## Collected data

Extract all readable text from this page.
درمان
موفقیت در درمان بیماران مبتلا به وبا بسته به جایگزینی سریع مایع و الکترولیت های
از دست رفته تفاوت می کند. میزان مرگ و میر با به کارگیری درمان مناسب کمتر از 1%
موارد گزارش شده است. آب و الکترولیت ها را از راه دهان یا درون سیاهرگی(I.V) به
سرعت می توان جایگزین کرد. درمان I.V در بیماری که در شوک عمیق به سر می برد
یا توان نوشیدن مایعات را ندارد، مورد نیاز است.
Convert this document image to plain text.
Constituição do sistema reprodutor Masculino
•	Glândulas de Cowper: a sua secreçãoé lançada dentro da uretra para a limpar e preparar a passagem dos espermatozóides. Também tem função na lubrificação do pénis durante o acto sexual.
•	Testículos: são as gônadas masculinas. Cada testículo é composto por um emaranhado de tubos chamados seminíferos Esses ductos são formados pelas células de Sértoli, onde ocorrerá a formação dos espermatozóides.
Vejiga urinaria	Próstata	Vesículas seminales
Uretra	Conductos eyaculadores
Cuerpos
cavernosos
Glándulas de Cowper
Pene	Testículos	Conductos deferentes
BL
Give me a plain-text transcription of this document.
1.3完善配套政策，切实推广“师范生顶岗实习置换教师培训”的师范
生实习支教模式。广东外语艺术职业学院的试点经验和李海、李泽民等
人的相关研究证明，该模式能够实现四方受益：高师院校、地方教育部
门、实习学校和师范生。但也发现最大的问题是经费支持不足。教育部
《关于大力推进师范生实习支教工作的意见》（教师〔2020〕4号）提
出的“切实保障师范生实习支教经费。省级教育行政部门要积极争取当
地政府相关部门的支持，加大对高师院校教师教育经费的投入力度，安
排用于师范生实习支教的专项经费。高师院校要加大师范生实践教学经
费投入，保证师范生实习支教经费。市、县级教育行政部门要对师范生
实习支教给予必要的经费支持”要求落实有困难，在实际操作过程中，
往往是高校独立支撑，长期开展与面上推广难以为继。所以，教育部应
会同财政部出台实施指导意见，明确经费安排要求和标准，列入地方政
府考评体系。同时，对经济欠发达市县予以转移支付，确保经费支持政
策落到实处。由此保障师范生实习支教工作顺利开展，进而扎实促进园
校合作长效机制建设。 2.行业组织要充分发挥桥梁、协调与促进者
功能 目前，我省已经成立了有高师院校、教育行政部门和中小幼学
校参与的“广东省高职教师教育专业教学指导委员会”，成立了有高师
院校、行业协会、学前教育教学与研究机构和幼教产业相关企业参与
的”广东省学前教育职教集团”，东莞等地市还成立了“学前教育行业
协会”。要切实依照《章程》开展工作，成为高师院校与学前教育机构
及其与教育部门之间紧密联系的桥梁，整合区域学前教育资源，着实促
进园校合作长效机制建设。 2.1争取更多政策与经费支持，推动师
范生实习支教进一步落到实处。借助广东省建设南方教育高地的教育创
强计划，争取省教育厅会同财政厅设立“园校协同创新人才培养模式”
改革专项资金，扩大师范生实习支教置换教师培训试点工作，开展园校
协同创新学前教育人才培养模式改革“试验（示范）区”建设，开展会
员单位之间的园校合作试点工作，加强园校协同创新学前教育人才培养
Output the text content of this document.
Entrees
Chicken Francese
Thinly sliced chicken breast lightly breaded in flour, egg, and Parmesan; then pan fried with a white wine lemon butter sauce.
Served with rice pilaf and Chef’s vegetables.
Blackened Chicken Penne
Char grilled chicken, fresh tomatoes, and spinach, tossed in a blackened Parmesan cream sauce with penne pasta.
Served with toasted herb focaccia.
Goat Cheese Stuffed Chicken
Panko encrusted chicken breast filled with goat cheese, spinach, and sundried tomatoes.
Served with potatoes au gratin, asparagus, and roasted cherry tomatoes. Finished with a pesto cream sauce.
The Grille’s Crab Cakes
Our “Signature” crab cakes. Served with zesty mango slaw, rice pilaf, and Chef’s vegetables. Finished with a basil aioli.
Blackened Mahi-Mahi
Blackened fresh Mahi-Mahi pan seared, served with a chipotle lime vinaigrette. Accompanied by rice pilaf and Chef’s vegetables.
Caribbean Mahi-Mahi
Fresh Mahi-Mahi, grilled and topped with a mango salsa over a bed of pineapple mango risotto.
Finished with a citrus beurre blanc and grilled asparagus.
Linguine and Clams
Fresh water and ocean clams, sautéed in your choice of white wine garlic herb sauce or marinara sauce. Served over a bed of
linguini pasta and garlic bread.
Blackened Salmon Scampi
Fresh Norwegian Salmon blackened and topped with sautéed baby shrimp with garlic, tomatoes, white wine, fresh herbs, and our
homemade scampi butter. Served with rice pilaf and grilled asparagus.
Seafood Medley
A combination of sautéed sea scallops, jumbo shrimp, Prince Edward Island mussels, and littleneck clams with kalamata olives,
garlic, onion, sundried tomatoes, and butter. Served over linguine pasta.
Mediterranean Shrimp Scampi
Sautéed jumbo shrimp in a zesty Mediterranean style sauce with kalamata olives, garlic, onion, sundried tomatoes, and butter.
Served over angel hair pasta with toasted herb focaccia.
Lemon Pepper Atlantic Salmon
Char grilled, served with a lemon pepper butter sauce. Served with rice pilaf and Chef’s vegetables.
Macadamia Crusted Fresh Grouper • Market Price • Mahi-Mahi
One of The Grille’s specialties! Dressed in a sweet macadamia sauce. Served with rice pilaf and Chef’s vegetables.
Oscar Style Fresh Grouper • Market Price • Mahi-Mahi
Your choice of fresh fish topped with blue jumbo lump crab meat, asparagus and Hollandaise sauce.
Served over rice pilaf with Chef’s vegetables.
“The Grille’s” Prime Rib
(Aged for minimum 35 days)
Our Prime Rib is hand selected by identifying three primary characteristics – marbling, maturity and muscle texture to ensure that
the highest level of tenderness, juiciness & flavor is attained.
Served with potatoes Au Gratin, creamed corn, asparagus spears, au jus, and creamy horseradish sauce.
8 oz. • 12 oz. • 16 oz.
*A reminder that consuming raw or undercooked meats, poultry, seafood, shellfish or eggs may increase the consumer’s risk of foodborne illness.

## INSTRUCTIONS TO FOLLOW
Above are some records. Report the number of their lines that include "butter", and add nothing else.

## SOLUTION
5